Material to process:
-----

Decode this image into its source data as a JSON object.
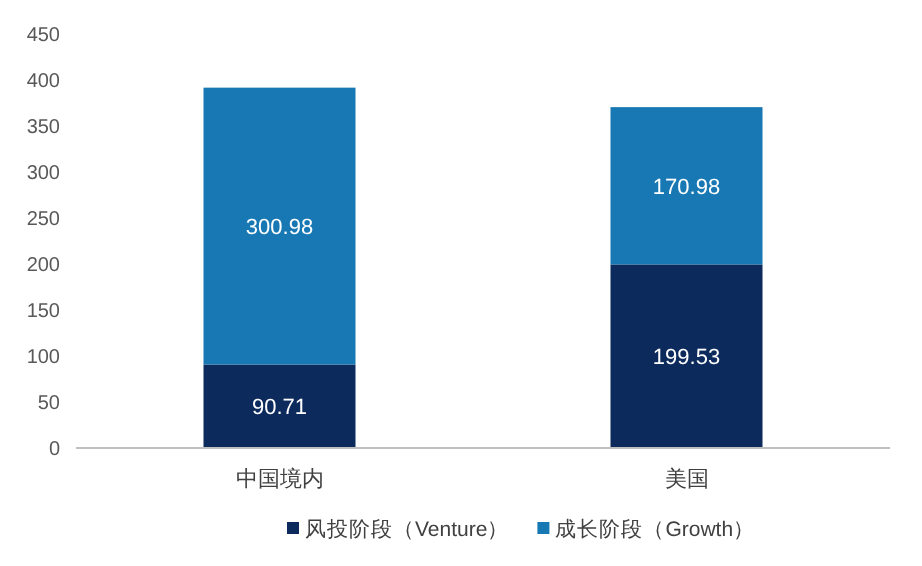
{
  "chart_data": {
    "type": "bar",
    "stacked": true,
    "categories": [
      "中国境内",
      "美国"
    ],
    "series": [
      {
        "name": "风投阶段（Venture）",
        "color": "#0c2a5c",
        "values": [
          90.71,
          199.53
        ]
      },
      {
        "name": "成长阶段（Growth）",
        "color": "#1878b4",
        "values": [
          300.98,
          170.98
        ]
      }
    ],
    "data_labels": true,
    "ylim": [
      0,
      450
    ],
    "yticks": [
      0,
      50,
      100,
      150,
      200,
      250,
      300,
      350,
      400,
      450
    ],
    "grid": false,
    "legend": "bottom"
  }
}
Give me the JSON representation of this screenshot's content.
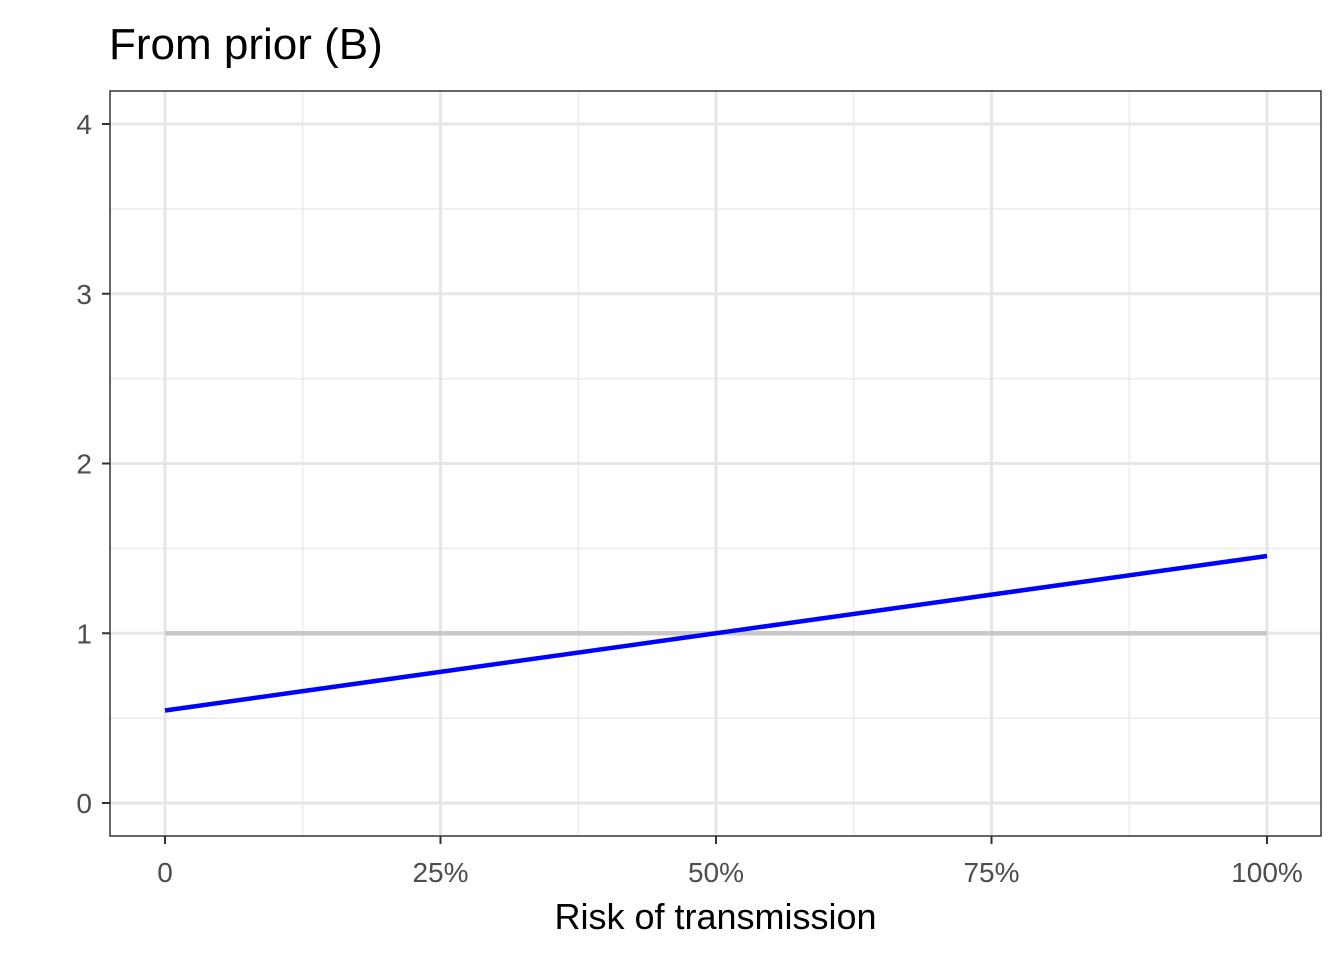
{
  "chart_data": {
    "type": "line",
    "title": "From prior (B)",
    "xlabel": "Risk of transmission",
    "ylabel": "",
    "xlim": [
      0,
      1
    ],
    "ylim": [
      0,
      4
    ],
    "x_ticks": [
      {
        "value": 0,
        "label": "0"
      },
      {
        "value": 0.25,
        "label": "25%"
      },
      {
        "value": 0.5,
        "label": "50%"
      },
      {
        "value": 0.75,
        "label": "75%"
      },
      {
        "value": 1,
        "label": "100%"
      }
    ],
    "y_ticks": [
      {
        "value": 0,
        "label": "0"
      },
      {
        "value": 1,
        "label": "1"
      },
      {
        "value": 2,
        "label": "2"
      },
      {
        "value": 3,
        "label": "3"
      },
      {
        "value": 4,
        "label": "4"
      }
    ],
    "grid": true,
    "series": [
      {
        "color": "#0000ff",
        "x": [
          0,
          1
        ],
        "y": [
          0.545,
          1.455
        ]
      },
      {
        "color": "#c8c8c8",
        "x": [
          0,
          1
        ],
        "y": [
          1,
          1
        ]
      }
    ]
  }
}
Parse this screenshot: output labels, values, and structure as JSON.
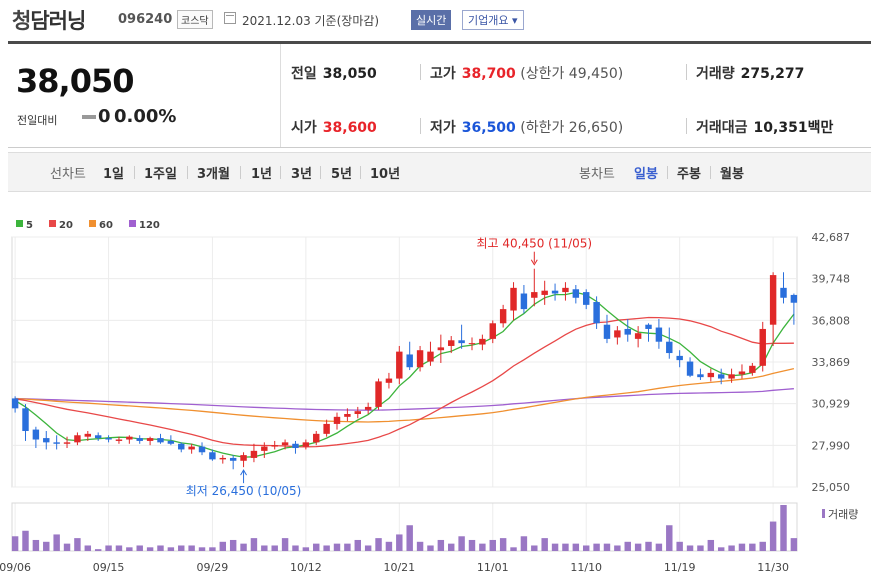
{
  "header": {
    "name_initial": "청",
    "name_rest": "담러닝",
    "code": "096240",
    "market": "코스닥",
    "date": "2021.12.03 기준(장마감)",
    "realtime_button": "실시간",
    "overview_button": "기업개요 ▾"
  },
  "price": {
    "current": "38,050",
    "change_label": "전일대비",
    "change": "0",
    "change_pct": "0.00%"
  },
  "stats": {
    "prev_close_label": "전일",
    "prev_close": "38,050",
    "high_label": "고가",
    "high": "38,700",
    "upper_limit": "(상한가 49,450)",
    "volume_label": "거래량",
    "volume": "275,277",
    "open_label": "시가",
    "open": "38,600",
    "low_label": "저가",
    "low": "36,500",
    "lower_limit": "(하한가 26,650)",
    "amount_label": "거래대금",
    "amount": "10,351",
    "amount_unit": "백만"
  },
  "tabs": {
    "line_chart": "선차트",
    "periods": [
      "1일",
      "1주일",
      "3개월",
      "1년",
      "3년",
      "5년",
      "10년"
    ],
    "candle_chart": "봉차트",
    "candle_periods": [
      "일봉",
      "주봉",
      "월봉"
    ],
    "selected_candle": "일봉"
  },
  "chart_data": {
    "type": "candlestick",
    "y_ticks": [
      42687,
      39748,
      36808,
      33869,
      30929,
      27990,
      25050
    ],
    "ylim": [
      25050,
      42687
    ],
    "x_ticks": [
      {
        "i": 0,
        "label": "09/06"
      },
      {
        "i": 9,
        "label": "09/15"
      },
      {
        "i": 19,
        "label": "09/29"
      },
      {
        "i": 28,
        "label": "10/12"
      },
      {
        "i": 37,
        "label": "10/21"
      },
      {
        "i": 46,
        "label": "11/01"
      },
      {
        "i": 55,
        "label": "11/10"
      },
      {
        "i": 64,
        "label": "11/19"
      },
      {
        "i": 73,
        "label": "11/30"
      }
    ],
    "legend": [
      {
        "label": "5",
        "color": "#3cb43c"
      },
      {
        "label": "20",
        "color": "#e84848"
      },
      {
        "label": "60",
        "color": "#f09030"
      },
      {
        "label": "120",
        "color": "#a060d0"
      }
    ],
    "up_color": "#e02828",
    "down_color": "#2a6fdc",
    "annotations": {
      "high_text": "최고 40,450 (11/05)",
      "high_index": 50,
      "high_value": 40450,
      "low_text": "최저 26,450 (10/05)",
      "low_index": 22,
      "low_value": 26450
    },
    "volume_label": "거래량",
    "volume_color": "#9a77c4",
    "candles": [
      [
        31300,
        31450,
        30300,
        30600
      ],
      [
        30600,
        30900,
        28300,
        29000
      ],
      [
        29100,
        29300,
        27800,
        28400
      ],
      [
        28500,
        29000,
        27700,
        28200
      ],
      [
        28200,
        28700,
        27700,
        28100
      ],
      [
        28100,
        28600,
        27800,
        28200
      ],
      [
        28200,
        28900,
        28000,
        28700
      ],
      [
        28600,
        29000,
        28300,
        28800
      ],
      [
        28700,
        28900,
        28300,
        28500
      ],
      [
        28500,
        28700,
        28200,
        28400
      ],
      [
        28300,
        28600,
        28100,
        28400
      ],
      [
        28400,
        28700,
        28100,
        28600
      ],
      [
        28500,
        28700,
        28100,
        28300
      ],
      [
        28300,
        28600,
        28000,
        28500
      ],
      [
        28500,
        28800,
        28100,
        28200
      ],
      [
        28300,
        28700,
        28000,
        28100
      ],
      [
        28100,
        28200,
        27500,
        27700
      ],
      [
        27700,
        28100,
        27400,
        27900
      ],
      [
        27900,
        28200,
        27300,
        27500
      ],
      [
        27500,
        27700,
        26900,
        27000
      ],
      [
        27000,
        27300,
        26700,
        27100
      ],
      [
        27100,
        27300,
        26300,
        26900
      ],
      [
        26900,
        27500,
        26450,
        27300
      ],
      [
        27100,
        28100,
        26800,
        27600
      ],
      [
        27600,
        28200,
        27100,
        27900
      ],
      [
        27900,
        28300,
        27700,
        28000
      ],
      [
        28000,
        28400,
        27700,
        28200
      ],
      [
        28100,
        28300,
        27400,
        27800
      ],
      [
        27900,
        28400,
        27700,
        28200
      ],
      [
        28200,
        29000,
        28000,
        28800
      ],
      [
        28800,
        29800,
        28600,
        29500
      ],
      [
        29500,
        30300,
        29100,
        30000
      ],
      [
        30000,
        30600,
        29700,
        30200
      ],
      [
        30200,
        30700,
        29900,
        30400
      ],
      [
        30500,
        31000,
        30200,
        30700
      ],
      [
        30700,
        32700,
        30500,
        32500
      ],
      [
        32400,
        33100,
        32000,
        32700
      ],
      [
        32700,
        35000,
        32300,
        34600
      ],
      [
        34400,
        35300,
        33300,
        33500
      ],
      [
        33500,
        35000,
        33200,
        34700
      ],
      [
        33900,
        35300,
        33600,
        34600
      ],
      [
        34700,
        35800,
        33800,
        34900
      ],
      [
        35000,
        35700,
        34500,
        35400
      ],
      [
        35400,
        36500,
        34800,
        35200
      ],
      [
        35200,
        35600,
        34700,
        35200
      ],
      [
        35100,
        35800,
        34700,
        35500
      ],
      [
        35500,
        36800,
        35200,
        36600
      ],
      [
        36600,
        37900,
        36300,
        37600
      ],
      [
        37500,
        39500,
        36800,
        39100
      ],
      [
        38700,
        39300,
        37300,
        37600
      ],
      [
        38400,
        40450,
        37800,
        38800
      ],
      [
        38600,
        39600,
        37900,
        38900
      ],
      [
        38900,
        39400,
        38200,
        38700
      ],
      [
        38800,
        39500,
        38200,
        39100
      ],
      [
        39000,
        39300,
        38000,
        38400
      ],
      [
        38800,
        39000,
        37600,
        37900
      ],
      [
        38100,
        38500,
        36200,
        36600
      ],
      [
        36500,
        37200,
        35200,
        35500
      ],
      [
        35600,
        36400,
        35100,
        36100
      ],
      [
        36200,
        36900,
        35300,
        35800
      ],
      [
        35500,
        36400,
        34900,
        35900
      ],
      [
        36500,
        36600,
        35300,
        36200
      ],
      [
        36300,
        36900,
        34800,
        35300
      ],
      [
        35300,
        36300,
        34100,
        34500
      ],
      [
        34300,
        34700,
        33500,
        34000
      ],
      [
        33900,
        34200,
        32800,
        32900
      ],
      [
        33000,
        33400,
        32600,
        32800
      ],
      [
        32800,
        33400,
        32500,
        33100
      ],
      [
        33000,
        33400,
        32300,
        32700
      ],
      [
        32700,
        33400,
        32400,
        33000
      ],
      [
        33000,
        33700,
        32700,
        33200
      ],
      [
        33100,
        33800,
        32900,
        33600
      ],
      [
        33600,
        36700,
        33200,
        36200
      ],
      [
        36500,
        40200,
        35000,
        40000
      ],
      [
        39100,
        40200,
        38000,
        38400
      ],
      [
        38600,
        38700,
        36500,
        38050
      ]
    ],
    "volumes": [
      8,
      11,
      6,
      5,
      9,
      4,
      7,
      3,
      1,
      3,
      3,
      2,
      3,
      2,
      3,
      2,
      3,
      3,
      2,
      2,
      5,
      6,
      4,
      7,
      3,
      3,
      7,
      3,
      2,
      4,
      3,
      4,
      4,
      6,
      3,
      7,
      5,
      9,
      14,
      5,
      3,
      6,
      4,
      8,
      6,
      4,
      6,
      7,
      2,
      8,
      3,
      7,
      4,
      4,
      4,
      3,
      4,
      4,
      3,
      5,
      4,
      5,
      4,
      14,
      5,
      3,
      3,
      6,
      2,
      3,
      4,
      4,
      5,
      16,
      25,
      7
    ]
  }
}
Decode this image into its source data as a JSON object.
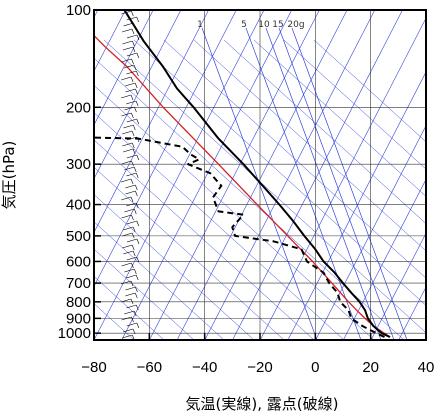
{
  "chart_data": {
    "type": "line",
    "xlabel": "気温(実線), 露点(破線)",
    "ylabel": "気圧(hPa)",
    "x_axis": {
      "range": [
        -80,
        40
      ],
      "ticks": [
        -80,
        -60,
        -40,
        -20,
        0,
        20,
        40
      ],
      "tick_labels": [
        "−80",
        "−60",
        "−40",
        "−20",
        "0",
        "20",
        "40"
      ]
    },
    "y_axis": {
      "scale": "log",
      "range": [
        1050,
        100
      ],
      "ticks": [
        100,
        200,
        300,
        400,
        500,
        600,
        700,
        800,
        900,
        1000
      ],
      "tick_labels": [
        "100",
        "200",
        "300",
        "400",
        "500",
        "600",
        "700",
        "800",
        "900",
        "1000"
      ]
    },
    "grid": true,
    "mixing_ratio_labels": [
      "1",
      "5",
      "10",
      "15",
      "20g"
    ],
    "colors": {
      "temperature": "#000000",
      "dewpoint": "#000000",
      "parcel": "#d42020",
      "background_lines": "#3344dd",
      "grid": "#333333"
    },
    "series": [
      {
        "style": "solid",
        "points": [
          [
            1028,
            27
          ],
          [
            1000,
            24
          ],
          [
            950,
            21
          ],
          [
            900,
            19
          ],
          [
            850,
            18
          ],
          [
            800,
            16
          ],
          [
            750,
            13
          ],
          [
            700,
            10
          ],
          [
            650,
            7
          ],
          [
            600,
            3
          ],
          [
            550,
            0
          ],
          [
            500,
            -4
          ],
          [
            450,
            -8
          ],
          [
            400,
            -13
          ],
          [
            350,
            -19
          ],
          [
            300,
            -26
          ],
          [
            250,
            -35
          ],
          [
            200,
            -44
          ],
          [
            175,
            -50
          ],
          [
            150,
            -55
          ],
          [
            125,
            -62
          ],
          [
            110,
            -66
          ],
          [
            100,
            -69
          ]
        ]
      },
      {
        "style": "dashed",
        "points": [
          [
            1028,
            25
          ],
          [
            1000,
            22
          ],
          [
            950,
            17
          ],
          [
            900,
            13
          ],
          [
            850,
            12
          ],
          [
            800,
            9
          ],
          [
            750,
            8
          ],
          [
            700,
            5
          ],
          [
            650,
            3
          ],
          [
            600,
            -3
          ],
          [
            550,
            -5
          ],
          [
            520,
            -15
          ],
          [
            500,
            -29
          ],
          [
            470,
            -30
          ],
          [
            430,
            -26
          ],
          [
            420,
            -35
          ],
          [
            380,
            -37
          ],
          [
            350,
            -34
          ],
          [
            320,
            -38
          ],
          [
            300,
            -46
          ],
          [
            290,
            -42
          ],
          [
            280,
            -45
          ],
          [
            265,
            -48
          ],
          [
            250,
            -64
          ],
          [
            248,
            -81
          ]
        ]
      },
      {
        "style": "solid",
        "points": [
          [
            1028,
            27
          ],
          [
            950,
            21
          ],
          [
            900,
            18
          ],
          [
            850,
            15
          ],
          [
            800,
            12
          ],
          [
            700,
            6
          ],
          [
            600,
            -1
          ],
          [
            500,
            -10
          ],
          [
            400,
            -21
          ],
          [
            300,
            -35
          ],
          [
            250,
            -44
          ],
          [
            200,
            -55
          ],
          [
            150,
            -68
          ],
          [
            130,
            -76
          ],
          [
            120,
            -80
          ]
        ]
      }
    ]
  }
}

-----

What to do:
Copy every line of the entries above in which "JSON" occurs.

Exercise result:
Decode this image into its source data as a JSON object.
Give me the JSON representation of this screenshot's content.
Parse this screenshot: output labels, values, and structure as JSON.
Decode this image into its source data as a JSON object.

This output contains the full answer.